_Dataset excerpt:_

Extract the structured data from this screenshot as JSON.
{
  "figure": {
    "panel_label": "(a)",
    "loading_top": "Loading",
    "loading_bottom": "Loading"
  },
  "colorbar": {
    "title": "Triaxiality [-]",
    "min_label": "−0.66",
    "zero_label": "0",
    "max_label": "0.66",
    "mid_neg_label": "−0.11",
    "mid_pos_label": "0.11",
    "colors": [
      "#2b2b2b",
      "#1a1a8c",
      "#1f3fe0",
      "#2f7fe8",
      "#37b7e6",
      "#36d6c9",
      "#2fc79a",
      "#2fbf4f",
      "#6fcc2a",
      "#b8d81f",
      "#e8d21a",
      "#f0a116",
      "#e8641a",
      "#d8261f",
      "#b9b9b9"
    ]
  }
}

_Work instructions:_ Which lines hold the word "Loading"? Copy each of them from the records.

_Exercise solution:_
    "loading_top": "Loading",
    "loading_bottom": "Loading"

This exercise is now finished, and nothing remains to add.